■ **Task directions**:
Identify each line below that contains the word "banner", and copy it out.

■ **Record list**:
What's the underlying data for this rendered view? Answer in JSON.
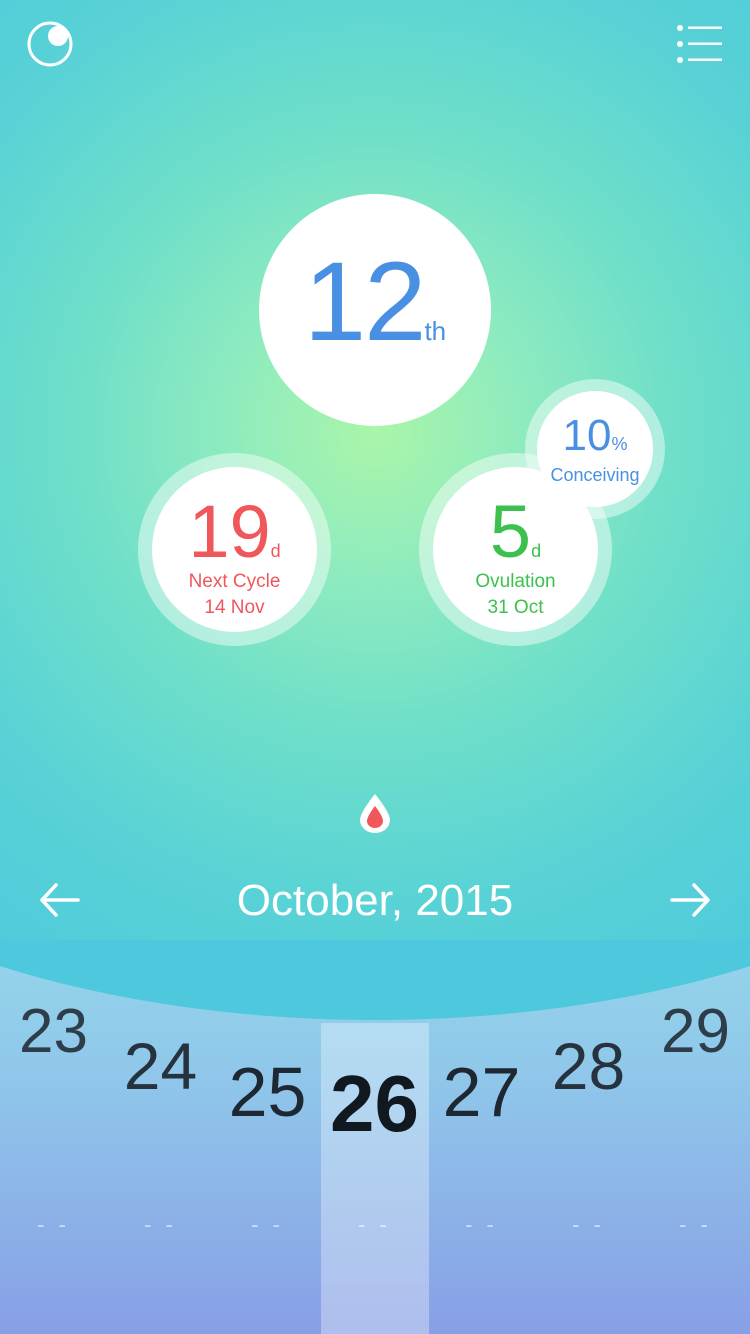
{
  "header": {
    "left_icon": "moon-logo-icon",
    "right_icon": "menu-list-icon"
  },
  "cycle_day": {
    "number": "12",
    "suffix": "th"
  },
  "next_cycle": {
    "value": "19",
    "unit": "d",
    "label": "Next Cycle",
    "date": "14 Nov",
    "color": "#f0575b"
  },
  "ovulation": {
    "value": "5",
    "unit": "d",
    "label": "Ovulation",
    "date": "31 Oct",
    "color": "#3cc04e"
  },
  "conceiving": {
    "value": "10",
    "unit": "%",
    "label": "Conceiving",
    "color": "#4a90e2"
  },
  "drop_icon": "blood-drop-icon",
  "month": {
    "title": "October, 2015",
    "prev_icon": "arrow-left-icon",
    "next_icon": "arrow-right-icon"
  },
  "calendar": {
    "days": [
      {
        "day": "23",
        "dash": "- -"
      },
      {
        "day": "24",
        "dash": "- -"
      },
      {
        "day": "25",
        "dash": "- -"
      },
      {
        "day": "26",
        "dash": "- -",
        "selected": true
      },
      {
        "day": "27",
        "dash": "- -"
      },
      {
        "day": "28",
        "dash": "- -"
      },
      {
        "day": "29",
        "dash": "- -"
      }
    ]
  }
}
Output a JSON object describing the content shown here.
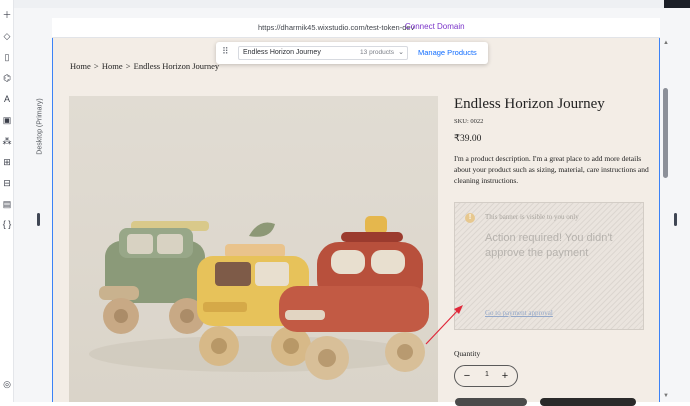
{
  "rail": {
    "icons": [
      "add-icon",
      "layers-icon",
      "pages-icon",
      "design-icon",
      "text-icon",
      "media-icon",
      "apps-icon",
      "app-market-icon",
      "business-icon",
      "cms-icon",
      "code-icon",
      "checklist-icon"
    ]
  },
  "editor": {
    "breakpoint_label": "Desktop (Primary)",
    "url": "https://dharmik45.wixstudio.com/test-token-dev",
    "connect_domain": "Connect Domain"
  },
  "toolbar": {
    "product_name": "Endless Horizon Journey",
    "product_count": "13 products",
    "manage_products": "Manage Products"
  },
  "breadcrumb": [
    "Home",
    ">",
    "Home",
    ">",
    "Endless Horizon Journey"
  ],
  "product": {
    "title": "Endless Horizon Journey",
    "sku": "SKU: 0022",
    "price": "₹39.00",
    "description": "I'm a product description. I'm a great place to add more details about your product such as sizing, material, care instructions and cleaning instructions."
  },
  "banner": {
    "icon_glyph": "!",
    "note": "This banner is visible to you only",
    "heading": "Action required! You didn't approve the payment",
    "link": "Go to payment approval"
  },
  "quantity": {
    "label": "Quantity",
    "value": "1",
    "minus": "−",
    "plus": "+"
  },
  "colors": {
    "page_background": "#f3ede6",
    "accent_blue": "#116dff",
    "connect_domain_purple": "#7b35c9",
    "annotation_red": "#e0283a"
  }
}
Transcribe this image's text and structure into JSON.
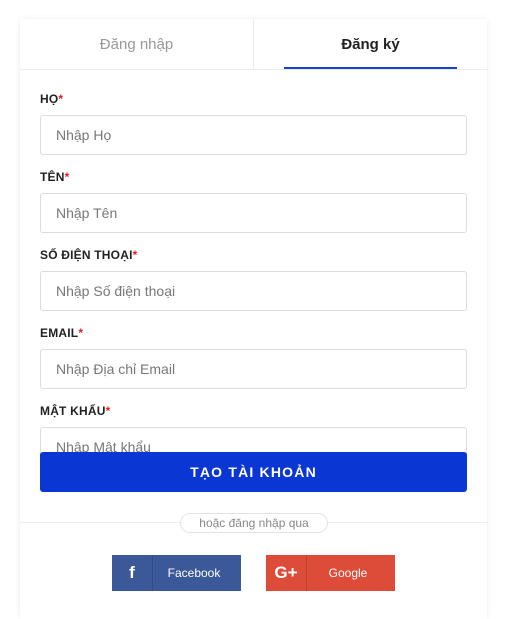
{
  "tabs": [
    {
      "label": "Đăng nhập",
      "active": false
    },
    {
      "label": "Đăng ký",
      "active": true
    }
  ],
  "form": {
    "fields": [
      {
        "label": "HỌ",
        "required": "*",
        "placeholder": "Nhập Họ",
        "value": ""
      },
      {
        "label": "TÊN",
        "required": "*",
        "placeholder": "Nhập Tên",
        "value": ""
      },
      {
        "label": "SỐ ĐIỆN THOẠI",
        "required": "*",
        "placeholder": "Nhập Số điện thoại",
        "value": ""
      },
      {
        "label": "EMAIL",
        "required": "*",
        "placeholder": "Nhập Địa chỉ Email",
        "value": ""
      },
      {
        "label": "MẬT KHẨU",
        "required": "*",
        "placeholder": "Nhập Mật khẩu",
        "value": ""
      }
    ],
    "submit_label": "TẠO TÀI KHOẢN"
  },
  "social": {
    "divider_text": "hoặc đăng nhập qua",
    "facebook": {
      "icon": "facebook-icon",
      "glyph": "f",
      "label": "Facebook",
      "color": "#3b5998"
    },
    "google": {
      "icon": "google-plus-icon",
      "glyph": "G+",
      "label": "Google",
      "color": "#dd4b39"
    }
  },
  "colors": {
    "accent": "#0a36d4",
    "tab_underline": "#1a3fd6",
    "required": "#e02020"
  }
}
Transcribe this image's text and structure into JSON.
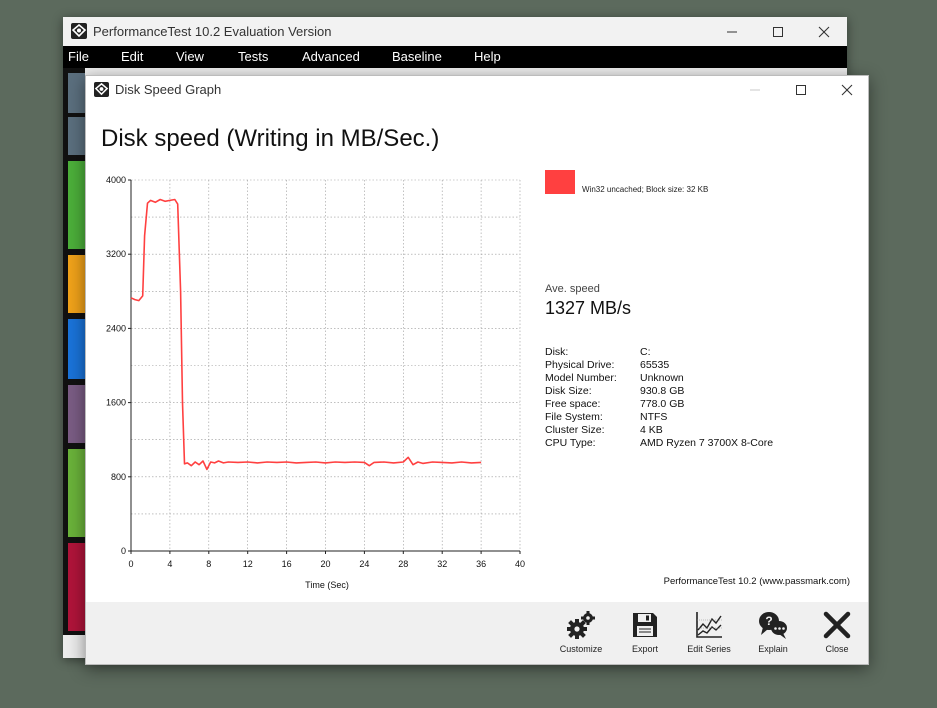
{
  "main_window": {
    "title": "PerformanceTest 10.2 Evaluation Version",
    "menu": [
      "File",
      "Edit",
      "View",
      "Tests",
      "Advanced",
      "Baseline",
      "Help"
    ]
  },
  "dialog": {
    "title": "Disk Speed Graph",
    "graph_title": "Disk speed (Writing in MB/Sec.)"
  },
  "legend": {
    "label": "Win32 uncached; Block size: 32 KB",
    "color": "#ff4040"
  },
  "average": {
    "label": "Ave. speed",
    "value": "1327 MB/s"
  },
  "info": [
    {
      "key": "Disk:",
      "value": "C:"
    },
    {
      "key": "Physical Drive:",
      "value": "65535"
    },
    {
      "key": "Model Number:",
      "value": "Unknown"
    },
    {
      "key": "Disk Size:",
      "value": "930.8 GB"
    },
    {
      "key": "Free space:",
      "value": "778.0 GB"
    },
    {
      "key": "File System:",
      "value": "NTFS"
    },
    {
      "key": "Cluster Size:",
      "value": "4 KB"
    },
    {
      "key": "CPU Type:",
      "value": "AMD Ryzen 7 3700X 8-Core"
    }
  ],
  "credit": "PerformanceTest 10.2 (www.passmark.com)",
  "toolbar": {
    "customize": "Customize",
    "export": "Export",
    "edit_series": "Edit Series",
    "explain": "Explain",
    "close": "Close"
  },
  "chart_data": {
    "type": "line",
    "xlabel": "Time (Sec)",
    "ylabel": "",
    "xlim": [
      0,
      40
    ],
    "ylim": [
      0,
      4000
    ],
    "xticks": [
      0,
      4,
      8,
      12,
      16,
      20,
      24,
      28,
      32,
      36,
      40
    ],
    "yticks": [
      0,
      800,
      1600,
      2400,
      3200,
      4000
    ],
    "grid": true,
    "series": [
      {
        "name": "Win32 uncached; Block size: 32 KB",
        "color": "#ff4040",
        "x": [
          0,
          0.4,
          0.8,
          1.2,
          1.4,
          1.7,
          2.0,
          2.5,
          3.0,
          3.5,
          4.0,
          4.5,
          4.8,
          5.1,
          5.3,
          5.5,
          5.8,
          6.2,
          6.6,
          7.0,
          7.4,
          7.8,
          8.2,
          8.6,
          9.0,
          9.5,
          10.0,
          11,
          12,
          13,
          14,
          15,
          16,
          17,
          18,
          19,
          20,
          21,
          22,
          23,
          24,
          24.5,
          25,
          26,
          27,
          28,
          28.5,
          29,
          29.5,
          30,
          31,
          32,
          33,
          34,
          35,
          36
        ],
        "y": [
          2730,
          2710,
          2700,
          2750,
          3400,
          3750,
          3780,
          3760,
          3790,
          3770,
          3780,
          3790,
          3740,
          2800,
          1600,
          940,
          950,
          920,
          960,
          930,
          970,
          880,
          960,
          950,
          970,
          950,
          960,
          955,
          960,
          950,
          960,
          955,
          960,
          950,
          955,
          960,
          950,
          960,
          955,
          960,
          955,
          920,
          955,
          960,
          950,
          960,
          1010,
          930,
          960,
          945,
          960,
          955,
          950,
          960,
          950,
          955
        ]
      }
    ]
  }
}
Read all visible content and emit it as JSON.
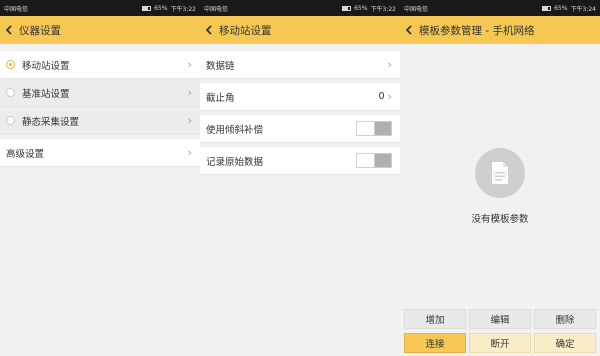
{
  "status": {
    "carrier": "中国电信",
    "battery_pct": "65%",
    "panels": [
      {
        "time": "下午3:22"
      },
      {
        "time": "下午3:22"
      },
      {
        "time": "下午3:24"
      }
    ]
  },
  "panel1": {
    "title": "仪器设置",
    "items": [
      {
        "label": "移动站设置",
        "selected": true
      },
      {
        "label": "基准站设置",
        "selected": false
      },
      {
        "label": "静态采集设置",
        "selected": false
      }
    ],
    "advanced_label": "高级设置"
  },
  "panel2": {
    "title": "移动站设置",
    "rows": {
      "datalink": "数据链",
      "cutoff_label": "截止角",
      "cutoff_value": "0",
      "tilt_label": "使用倾斜补偿",
      "raw_label": "记录原始数据"
    },
    "toggles": {
      "tilt": false,
      "raw": false
    }
  },
  "panel3": {
    "title": "模板参数管理 - 手机网络",
    "empty_text": "没有模板参数",
    "buttons": {
      "add": "增加",
      "edit": "编辑",
      "delete": "删除",
      "connect": "连接",
      "disconnect": "断开",
      "confirm": "确定"
    }
  },
  "colors": {
    "accent": "#f6c853",
    "statusbar": "#191919",
    "background": "#f1f1f1"
  },
  "icons": [
    "back-chevron-icon",
    "chevron-right-icon",
    "radio-icon",
    "document-icon",
    "battery-icon"
  ]
}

■ **Output for this exercise**:
  "banner": {
    "note": "This banner is visible to you only",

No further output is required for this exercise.